[What the exercise asks]
Find the lines that hold the word "Polynomial" and return them.

Entries with figure data:
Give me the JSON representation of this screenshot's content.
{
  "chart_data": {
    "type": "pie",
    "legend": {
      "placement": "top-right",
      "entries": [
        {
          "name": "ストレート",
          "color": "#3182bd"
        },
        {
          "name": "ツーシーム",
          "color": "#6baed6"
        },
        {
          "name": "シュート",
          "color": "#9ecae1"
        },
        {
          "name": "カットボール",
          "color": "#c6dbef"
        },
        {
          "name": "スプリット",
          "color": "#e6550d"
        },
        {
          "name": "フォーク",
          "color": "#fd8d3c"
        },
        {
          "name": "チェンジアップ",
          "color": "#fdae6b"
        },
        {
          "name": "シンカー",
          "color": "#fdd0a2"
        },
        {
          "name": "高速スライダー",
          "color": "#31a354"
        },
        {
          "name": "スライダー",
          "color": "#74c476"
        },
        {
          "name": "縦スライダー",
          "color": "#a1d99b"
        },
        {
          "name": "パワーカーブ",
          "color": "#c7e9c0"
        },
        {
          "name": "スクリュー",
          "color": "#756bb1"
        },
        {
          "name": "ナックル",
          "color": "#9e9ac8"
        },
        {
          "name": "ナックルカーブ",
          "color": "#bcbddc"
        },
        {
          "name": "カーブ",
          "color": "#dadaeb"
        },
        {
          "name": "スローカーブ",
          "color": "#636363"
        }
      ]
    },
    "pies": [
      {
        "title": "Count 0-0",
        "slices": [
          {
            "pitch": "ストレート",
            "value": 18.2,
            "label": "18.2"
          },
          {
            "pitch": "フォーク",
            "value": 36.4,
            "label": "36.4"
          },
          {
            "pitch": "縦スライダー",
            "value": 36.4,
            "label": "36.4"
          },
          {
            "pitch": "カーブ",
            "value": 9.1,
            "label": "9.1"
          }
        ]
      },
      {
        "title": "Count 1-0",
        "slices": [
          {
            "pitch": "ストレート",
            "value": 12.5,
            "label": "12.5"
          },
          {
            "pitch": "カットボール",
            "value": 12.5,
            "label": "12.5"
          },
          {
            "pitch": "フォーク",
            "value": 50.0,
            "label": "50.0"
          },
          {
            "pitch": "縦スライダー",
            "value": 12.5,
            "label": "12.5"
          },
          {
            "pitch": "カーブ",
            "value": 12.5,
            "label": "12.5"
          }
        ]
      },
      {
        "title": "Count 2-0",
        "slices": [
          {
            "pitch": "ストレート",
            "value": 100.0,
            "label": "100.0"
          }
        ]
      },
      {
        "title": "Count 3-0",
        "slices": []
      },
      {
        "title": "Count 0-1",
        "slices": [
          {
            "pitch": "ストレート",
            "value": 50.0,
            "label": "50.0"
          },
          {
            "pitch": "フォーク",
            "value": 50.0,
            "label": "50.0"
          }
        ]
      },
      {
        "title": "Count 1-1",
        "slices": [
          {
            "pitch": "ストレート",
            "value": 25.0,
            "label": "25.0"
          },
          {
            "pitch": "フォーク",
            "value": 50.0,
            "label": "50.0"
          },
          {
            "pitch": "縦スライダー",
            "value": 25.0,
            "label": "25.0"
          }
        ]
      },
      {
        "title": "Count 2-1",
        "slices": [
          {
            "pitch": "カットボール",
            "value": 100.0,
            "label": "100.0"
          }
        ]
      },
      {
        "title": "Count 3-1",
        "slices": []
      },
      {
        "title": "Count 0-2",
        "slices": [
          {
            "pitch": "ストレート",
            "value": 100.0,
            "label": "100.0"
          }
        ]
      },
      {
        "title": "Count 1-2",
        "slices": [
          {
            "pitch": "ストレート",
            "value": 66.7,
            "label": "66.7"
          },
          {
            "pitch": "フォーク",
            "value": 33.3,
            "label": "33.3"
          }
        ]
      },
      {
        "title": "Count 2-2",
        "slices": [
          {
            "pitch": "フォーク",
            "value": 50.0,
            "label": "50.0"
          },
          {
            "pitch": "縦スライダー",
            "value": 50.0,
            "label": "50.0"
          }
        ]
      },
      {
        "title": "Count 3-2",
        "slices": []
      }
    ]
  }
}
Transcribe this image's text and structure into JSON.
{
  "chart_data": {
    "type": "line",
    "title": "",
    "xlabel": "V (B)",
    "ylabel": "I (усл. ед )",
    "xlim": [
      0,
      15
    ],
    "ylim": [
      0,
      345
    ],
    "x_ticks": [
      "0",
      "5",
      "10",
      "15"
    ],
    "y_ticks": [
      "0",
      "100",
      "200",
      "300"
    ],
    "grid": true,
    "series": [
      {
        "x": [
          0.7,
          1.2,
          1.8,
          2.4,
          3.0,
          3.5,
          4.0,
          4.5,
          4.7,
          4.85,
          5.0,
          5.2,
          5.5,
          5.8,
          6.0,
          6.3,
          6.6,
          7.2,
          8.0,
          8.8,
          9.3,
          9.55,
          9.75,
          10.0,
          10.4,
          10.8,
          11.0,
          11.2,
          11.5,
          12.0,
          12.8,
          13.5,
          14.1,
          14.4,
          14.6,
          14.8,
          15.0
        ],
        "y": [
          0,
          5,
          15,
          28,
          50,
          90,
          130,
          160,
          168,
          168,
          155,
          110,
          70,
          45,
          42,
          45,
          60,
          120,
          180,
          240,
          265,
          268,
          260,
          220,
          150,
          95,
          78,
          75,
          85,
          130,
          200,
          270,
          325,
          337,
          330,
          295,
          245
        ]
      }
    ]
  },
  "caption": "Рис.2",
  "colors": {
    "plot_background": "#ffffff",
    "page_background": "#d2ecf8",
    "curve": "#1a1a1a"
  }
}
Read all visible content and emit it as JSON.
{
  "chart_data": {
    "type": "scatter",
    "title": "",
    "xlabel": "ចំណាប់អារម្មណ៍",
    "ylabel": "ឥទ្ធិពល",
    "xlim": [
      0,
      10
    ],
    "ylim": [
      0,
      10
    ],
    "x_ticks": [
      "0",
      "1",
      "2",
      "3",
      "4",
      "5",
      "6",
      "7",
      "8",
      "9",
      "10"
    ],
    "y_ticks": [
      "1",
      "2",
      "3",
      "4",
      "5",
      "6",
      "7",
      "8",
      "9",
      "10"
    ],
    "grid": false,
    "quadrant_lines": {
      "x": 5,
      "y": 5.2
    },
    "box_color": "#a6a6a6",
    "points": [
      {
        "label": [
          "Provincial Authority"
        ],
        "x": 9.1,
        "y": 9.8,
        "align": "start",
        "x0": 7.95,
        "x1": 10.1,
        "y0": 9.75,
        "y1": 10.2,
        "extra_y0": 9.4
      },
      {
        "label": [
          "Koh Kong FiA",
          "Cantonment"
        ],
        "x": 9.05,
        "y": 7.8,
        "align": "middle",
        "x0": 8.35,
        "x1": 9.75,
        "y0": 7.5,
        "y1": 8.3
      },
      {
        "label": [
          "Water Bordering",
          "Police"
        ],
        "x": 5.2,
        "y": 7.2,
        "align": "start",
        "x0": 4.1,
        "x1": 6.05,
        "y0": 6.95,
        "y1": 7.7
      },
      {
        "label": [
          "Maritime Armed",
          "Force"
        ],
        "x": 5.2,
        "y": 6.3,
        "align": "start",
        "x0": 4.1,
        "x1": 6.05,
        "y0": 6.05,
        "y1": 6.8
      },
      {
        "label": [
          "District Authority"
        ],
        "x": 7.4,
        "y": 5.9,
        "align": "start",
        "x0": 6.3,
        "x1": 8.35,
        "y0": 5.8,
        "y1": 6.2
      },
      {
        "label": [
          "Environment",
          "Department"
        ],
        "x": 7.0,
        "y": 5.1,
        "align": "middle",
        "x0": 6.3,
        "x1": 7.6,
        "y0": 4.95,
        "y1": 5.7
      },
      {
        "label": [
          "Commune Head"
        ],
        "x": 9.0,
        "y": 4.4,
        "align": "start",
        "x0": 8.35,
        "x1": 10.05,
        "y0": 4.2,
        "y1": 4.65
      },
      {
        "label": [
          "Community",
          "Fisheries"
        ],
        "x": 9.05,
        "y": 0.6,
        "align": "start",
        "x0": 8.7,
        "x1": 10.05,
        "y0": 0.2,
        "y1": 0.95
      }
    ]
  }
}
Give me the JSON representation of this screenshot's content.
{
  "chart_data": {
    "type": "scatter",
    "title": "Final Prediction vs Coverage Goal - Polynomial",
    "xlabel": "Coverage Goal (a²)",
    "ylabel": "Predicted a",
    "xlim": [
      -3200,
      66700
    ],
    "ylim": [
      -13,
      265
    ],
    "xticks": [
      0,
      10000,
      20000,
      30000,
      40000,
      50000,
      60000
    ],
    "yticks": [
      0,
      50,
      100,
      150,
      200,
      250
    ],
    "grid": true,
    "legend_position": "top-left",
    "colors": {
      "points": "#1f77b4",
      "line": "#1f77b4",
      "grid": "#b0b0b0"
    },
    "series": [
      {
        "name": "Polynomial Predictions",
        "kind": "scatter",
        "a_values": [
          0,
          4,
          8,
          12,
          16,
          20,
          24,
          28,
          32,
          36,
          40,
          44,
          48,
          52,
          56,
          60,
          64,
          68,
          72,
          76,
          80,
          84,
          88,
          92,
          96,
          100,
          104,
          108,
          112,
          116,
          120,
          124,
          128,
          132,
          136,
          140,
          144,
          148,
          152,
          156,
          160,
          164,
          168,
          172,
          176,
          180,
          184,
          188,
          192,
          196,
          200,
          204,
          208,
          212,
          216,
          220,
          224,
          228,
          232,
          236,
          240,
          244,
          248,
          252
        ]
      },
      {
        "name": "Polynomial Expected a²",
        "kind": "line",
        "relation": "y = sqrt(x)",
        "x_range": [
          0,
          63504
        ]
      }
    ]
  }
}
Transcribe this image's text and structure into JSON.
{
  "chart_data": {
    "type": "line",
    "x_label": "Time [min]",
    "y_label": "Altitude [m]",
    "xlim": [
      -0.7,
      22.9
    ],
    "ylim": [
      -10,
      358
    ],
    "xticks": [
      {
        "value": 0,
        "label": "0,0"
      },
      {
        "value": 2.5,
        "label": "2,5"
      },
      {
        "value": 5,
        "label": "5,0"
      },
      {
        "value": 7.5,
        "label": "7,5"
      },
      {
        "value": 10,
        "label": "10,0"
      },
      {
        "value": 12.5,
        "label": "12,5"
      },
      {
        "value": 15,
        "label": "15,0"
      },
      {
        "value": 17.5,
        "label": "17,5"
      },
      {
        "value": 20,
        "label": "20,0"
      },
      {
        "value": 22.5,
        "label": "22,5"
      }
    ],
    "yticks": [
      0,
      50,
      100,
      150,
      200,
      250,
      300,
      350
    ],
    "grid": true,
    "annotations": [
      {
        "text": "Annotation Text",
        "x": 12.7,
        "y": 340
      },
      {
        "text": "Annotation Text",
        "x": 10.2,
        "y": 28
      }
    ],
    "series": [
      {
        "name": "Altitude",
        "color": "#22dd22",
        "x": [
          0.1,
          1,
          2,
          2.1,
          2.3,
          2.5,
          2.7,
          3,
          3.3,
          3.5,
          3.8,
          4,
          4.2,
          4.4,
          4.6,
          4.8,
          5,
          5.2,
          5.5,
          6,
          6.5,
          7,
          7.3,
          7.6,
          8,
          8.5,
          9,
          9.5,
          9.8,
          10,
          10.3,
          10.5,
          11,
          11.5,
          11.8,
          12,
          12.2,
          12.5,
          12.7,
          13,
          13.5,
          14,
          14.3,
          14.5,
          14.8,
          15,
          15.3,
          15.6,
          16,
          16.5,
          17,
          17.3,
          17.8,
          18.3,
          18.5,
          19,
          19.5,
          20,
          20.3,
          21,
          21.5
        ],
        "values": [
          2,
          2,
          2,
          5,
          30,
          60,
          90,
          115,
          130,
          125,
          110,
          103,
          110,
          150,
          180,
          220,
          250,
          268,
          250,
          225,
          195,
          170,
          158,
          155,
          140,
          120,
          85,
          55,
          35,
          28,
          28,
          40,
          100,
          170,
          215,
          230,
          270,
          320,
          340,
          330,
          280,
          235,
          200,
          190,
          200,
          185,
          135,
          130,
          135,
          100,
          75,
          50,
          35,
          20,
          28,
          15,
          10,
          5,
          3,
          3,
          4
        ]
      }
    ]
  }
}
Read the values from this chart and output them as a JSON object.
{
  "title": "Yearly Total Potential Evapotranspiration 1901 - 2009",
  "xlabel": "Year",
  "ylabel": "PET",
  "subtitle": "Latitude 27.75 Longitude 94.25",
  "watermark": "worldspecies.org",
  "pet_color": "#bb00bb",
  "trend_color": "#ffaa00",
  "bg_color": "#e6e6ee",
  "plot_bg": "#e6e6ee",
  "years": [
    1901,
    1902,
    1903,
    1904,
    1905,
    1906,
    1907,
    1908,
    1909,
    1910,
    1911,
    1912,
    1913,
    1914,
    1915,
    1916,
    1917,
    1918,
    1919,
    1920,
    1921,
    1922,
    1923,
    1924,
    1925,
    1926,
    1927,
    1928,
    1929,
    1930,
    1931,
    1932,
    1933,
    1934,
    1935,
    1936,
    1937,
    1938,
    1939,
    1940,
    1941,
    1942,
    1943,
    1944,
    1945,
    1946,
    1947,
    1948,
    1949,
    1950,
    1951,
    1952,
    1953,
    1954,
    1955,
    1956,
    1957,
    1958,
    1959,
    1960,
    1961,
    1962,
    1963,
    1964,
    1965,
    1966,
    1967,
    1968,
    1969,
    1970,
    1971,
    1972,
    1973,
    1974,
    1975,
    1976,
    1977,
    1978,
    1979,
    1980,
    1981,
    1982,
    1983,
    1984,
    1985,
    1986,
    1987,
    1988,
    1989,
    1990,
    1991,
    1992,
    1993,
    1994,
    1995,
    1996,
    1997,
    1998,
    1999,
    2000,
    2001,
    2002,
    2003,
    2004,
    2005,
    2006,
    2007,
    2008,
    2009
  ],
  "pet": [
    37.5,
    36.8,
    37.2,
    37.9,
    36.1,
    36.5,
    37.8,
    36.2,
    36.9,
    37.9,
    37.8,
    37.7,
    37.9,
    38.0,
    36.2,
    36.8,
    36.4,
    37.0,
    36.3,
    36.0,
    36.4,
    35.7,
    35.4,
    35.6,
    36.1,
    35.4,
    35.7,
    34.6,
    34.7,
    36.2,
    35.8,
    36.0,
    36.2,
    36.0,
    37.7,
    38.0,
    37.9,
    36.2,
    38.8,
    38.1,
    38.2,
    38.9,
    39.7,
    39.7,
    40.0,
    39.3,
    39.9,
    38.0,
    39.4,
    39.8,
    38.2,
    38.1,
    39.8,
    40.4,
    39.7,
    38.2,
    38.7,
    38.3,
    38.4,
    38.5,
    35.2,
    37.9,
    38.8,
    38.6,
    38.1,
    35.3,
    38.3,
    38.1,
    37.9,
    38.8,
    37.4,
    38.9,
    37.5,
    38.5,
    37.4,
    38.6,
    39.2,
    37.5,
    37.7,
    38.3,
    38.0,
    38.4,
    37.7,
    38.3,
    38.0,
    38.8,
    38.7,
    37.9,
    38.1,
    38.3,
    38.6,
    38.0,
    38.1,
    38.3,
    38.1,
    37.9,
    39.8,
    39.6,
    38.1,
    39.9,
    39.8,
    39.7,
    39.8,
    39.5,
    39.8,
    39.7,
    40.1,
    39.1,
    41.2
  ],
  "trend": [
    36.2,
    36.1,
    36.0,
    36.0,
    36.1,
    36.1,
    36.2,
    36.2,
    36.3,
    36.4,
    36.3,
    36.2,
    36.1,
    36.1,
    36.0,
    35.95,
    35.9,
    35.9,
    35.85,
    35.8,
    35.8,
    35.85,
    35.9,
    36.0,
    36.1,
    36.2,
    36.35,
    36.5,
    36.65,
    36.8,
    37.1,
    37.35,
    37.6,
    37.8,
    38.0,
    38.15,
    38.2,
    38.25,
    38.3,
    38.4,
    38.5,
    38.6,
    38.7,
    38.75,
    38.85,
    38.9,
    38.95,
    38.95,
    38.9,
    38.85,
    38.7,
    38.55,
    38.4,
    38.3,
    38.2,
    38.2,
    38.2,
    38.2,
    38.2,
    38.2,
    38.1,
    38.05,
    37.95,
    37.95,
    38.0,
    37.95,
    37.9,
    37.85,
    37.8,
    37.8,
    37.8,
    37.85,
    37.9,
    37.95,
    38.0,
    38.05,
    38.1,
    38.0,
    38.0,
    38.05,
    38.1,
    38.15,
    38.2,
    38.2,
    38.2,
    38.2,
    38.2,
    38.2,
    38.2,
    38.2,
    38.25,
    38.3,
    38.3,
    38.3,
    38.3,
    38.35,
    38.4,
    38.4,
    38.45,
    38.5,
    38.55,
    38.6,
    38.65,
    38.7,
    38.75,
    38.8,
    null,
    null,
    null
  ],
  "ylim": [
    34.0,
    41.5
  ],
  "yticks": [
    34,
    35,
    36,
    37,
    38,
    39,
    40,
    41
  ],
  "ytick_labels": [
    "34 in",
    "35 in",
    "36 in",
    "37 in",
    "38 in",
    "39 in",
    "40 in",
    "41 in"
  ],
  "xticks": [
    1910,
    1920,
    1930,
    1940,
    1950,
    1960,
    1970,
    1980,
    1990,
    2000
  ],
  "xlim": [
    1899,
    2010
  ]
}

[Reply]
    "title": "Final Prediction vs Coverage Goal - Polynomial",
        "name": "Polynomial Predictions",
        "name": "Polynomial Expected a²",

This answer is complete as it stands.